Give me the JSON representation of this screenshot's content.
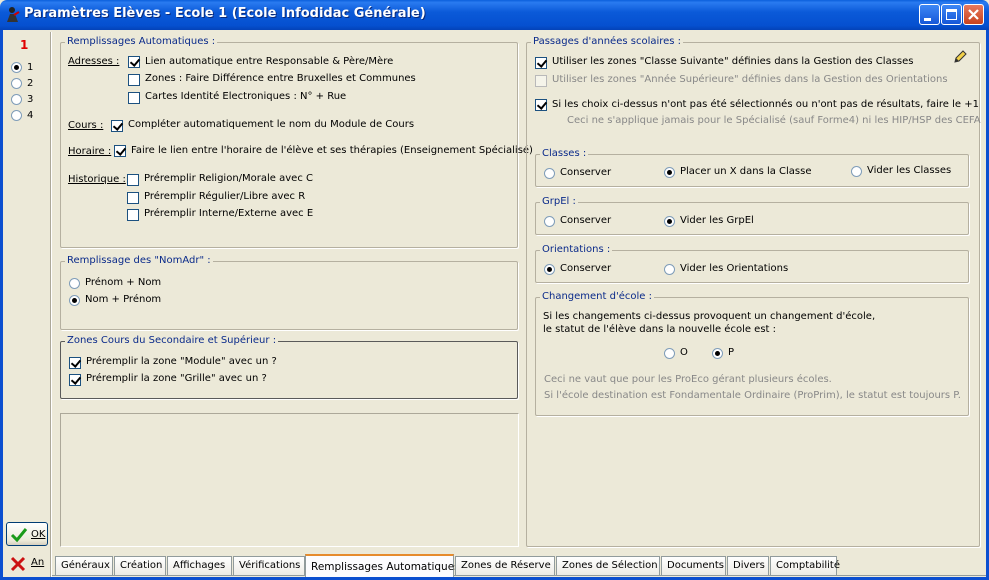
{
  "window": {
    "title": "Paramètres Elèves - Ecole 1 (Ecole Infodidac Générale)"
  },
  "left": {
    "mode_number": "1",
    "radios": [
      {
        "label": "1",
        "selected": true
      },
      {
        "label": "2",
        "selected": false
      },
      {
        "label": "3",
        "selected": false
      },
      {
        "label": "4",
        "selected": false
      }
    ],
    "ok_label": "OK",
    "cancel_label": "An"
  },
  "remplissages": {
    "title": "Remplissages Automatiques :",
    "adresses_label": "Adresses :",
    "adresses": [
      {
        "label": "Lien automatique entre Responsable & Père/Mère",
        "checked": true
      },
      {
        "label": "Zones : Faire Différence entre Bruxelles et Communes",
        "checked": false
      },
      {
        "label": "Cartes Identité Electroniques : N° + Rue",
        "checked": false
      }
    ],
    "cours_label": "Cours :",
    "cours": {
      "label": "Compléter automatiquement le nom du Module de Cours",
      "checked": true
    },
    "horaire_label": "Horaire :",
    "horaire": {
      "label": "Faire le lien entre l'horaire de l'élève et ses thérapies (Enseignement Spécialisé)",
      "checked": true
    },
    "historique_label": "Historique :",
    "historique": [
      {
        "label": "Préremplir Religion/Morale avec C",
        "checked": false
      },
      {
        "label": "Préremplir Régulier/Libre avec R",
        "checked": false
      },
      {
        "label": "Préremplir Interne/Externe avec E",
        "checked": false
      }
    ]
  },
  "nomadr": {
    "title": "Remplissage des \"NomAdr\" :",
    "options": [
      {
        "label": "Prénom + Nom",
        "selected": false
      },
      {
        "label": "Nom + Prénom",
        "selected": true
      }
    ]
  },
  "zones_cours": {
    "title": "Zones Cours du Secondaire et Supérieur :",
    "options": [
      {
        "label": "Préremplir la zone \"Module\" avec un ?",
        "checked": true
      },
      {
        "label": "Préremplir la zone \"Grille\" avec un ?",
        "checked": true
      }
    ]
  },
  "passages": {
    "title": "Passages d'années scolaires :",
    "opt1": {
      "label": "Utiliser les zones  \"Classe Suivante\" définies dans la Gestion des Classes",
      "checked": true
    },
    "opt2": {
      "label": "Utiliser les zones  \"Année Supérieure\" définies dans la Gestion des Orientations",
      "checked": false
    },
    "opt3": {
      "label": "Si les choix ci-dessus n'ont pas été sélectionnés ou n'ont pas de résultats, faire le +1",
      "checked": true
    },
    "note": "Ceci ne s'applique jamais pour le Spécialisé (sauf Forme4) ni les HIP/HSP des CEFA",
    "classes": {
      "title": "Classes :",
      "options": [
        {
          "label": "Conserver",
          "selected": false
        },
        {
          "label": "Placer un X dans la Classe",
          "selected": true
        },
        {
          "label": "Vider les Classes",
          "selected": false
        }
      ]
    },
    "grpel": {
      "title": "GrpEl :",
      "options": [
        {
          "label": "Conserver",
          "selected": false
        },
        {
          "label": "Vider les GrpEl",
          "selected": true
        }
      ]
    },
    "orientations": {
      "title": "Orientations :",
      "options": [
        {
          "label": "Conserver",
          "selected": true
        },
        {
          "label": "Vider les Orientations",
          "selected": false
        }
      ]
    },
    "changement": {
      "title": "Changement d'école :",
      "line1": "Si les changements ci-dessus provoquent un changement d'école,",
      "line2": "le statut de l'élève dans la nouvelle école est :",
      "options": [
        {
          "label": "O",
          "selected": false
        },
        {
          "label": "P",
          "selected": true
        }
      ],
      "note1": "Ceci ne vaut que pour les ProEco gérant plusieurs écoles.",
      "note2": "Si l'école destination est Fondamentale Ordinaire (ProPrim), le statut est toujours P."
    }
  },
  "tabs": [
    {
      "label": "Généraux",
      "active": false
    },
    {
      "label": "Création",
      "active": false
    },
    {
      "label": "Affichages",
      "active": false
    },
    {
      "label": "Vérifications",
      "active": false
    },
    {
      "label": "Remplissages Automatiques",
      "active": true
    },
    {
      "label": "Zones de Réserve",
      "active": false
    },
    {
      "label": "Zones de Sélection",
      "active": false
    },
    {
      "label": "Documents",
      "active": false
    },
    {
      "label": "Divers",
      "active": false
    },
    {
      "label": "Comptabilité",
      "active": false
    }
  ],
  "colors": {
    "titlebar": "#0b5ad9",
    "mode_number": "#e00000",
    "tab_highlight": "#e68b2c"
  }
}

> _SHORT TASK_
Copy all lines of the listing above that contain the string "entre".

> _THE SOLUTION_
        "label": "Lien automatique entre Responsable & Père/Mère",
        "label": "Zones : Faire Différence entre Bruxelles et Communes",
      "label": "Faire le lien entre l'horaire de l'élève et ses thérapies (Enseignement Spécialisé)",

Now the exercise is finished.